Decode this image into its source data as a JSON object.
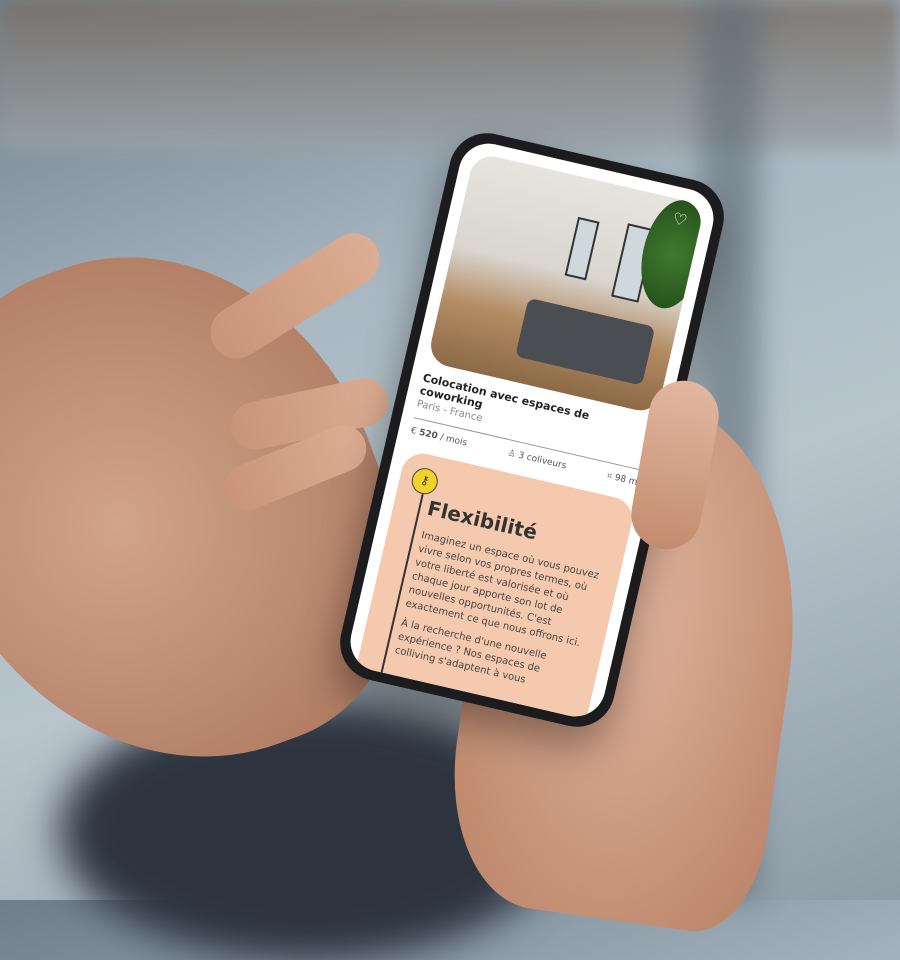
{
  "listing": {
    "title": "Colocation avec espaces de coworking",
    "location": "Paris - France",
    "price_icon": "euro-icon",
    "price": "520",
    "price_unit": "/ mois",
    "people_icon": "person-icon",
    "people": "3 coliveurs",
    "area_icon": "area-icon",
    "area": "98 m²"
  },
  "feature_card": {
    "icon": "key-icon",
    "title": "Flexibilité",
    "paragraph1": "Imaginez un espace où vous pouvez vivre selon vos propres termes, où votre liberté est valorisée et où chaque jour apporte son lot de nouvelles opportunités. C'est exactement ce que nous offrons ici.",
    "paragraph2": "À la recherche d'une nouvelle expérience ? Nos espaces de colliving s'adaptent à vous",
    "background": "#f5c9ae",
    "accent": "#f2d12c"
  }
}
===
:: Problem details ::
Repeat the entries exactly and keep the pictures out of the copy.

:: Complete response ::
Decode this image into its source data as a JSON object.
{
  "listing": {
    "title": "Colocation avec espaces de coworking",
    "location": "Paris - France",
    "price_icon": "euro-icon",
    "price": "520",
    "price_unit": "/ mois",
    "people_icon": "person-icon",
    "people": "3 coliveurs",
    "area_icon": "area-icon",
    "area": "98 m²"
  },
  "feature_card": {
    "icon": "key-icon",
    "title": "Flexibilité",
    "paragraph1": "Imaginez un espace où vous pouvez vivre selon vos propres termes, où votre liberté est valorisée et où chaque jour apporte son lot de nouvelles opportunités. C'est exactement ce que nous offrons ici.",
    "paragraph2": "À la recherche d'une nouvelle expérience ? Nos espaces de colliving s'adaptent à vous",
    "background": "#f5c9ae",
    "accent": "#f2d12c"
  }
}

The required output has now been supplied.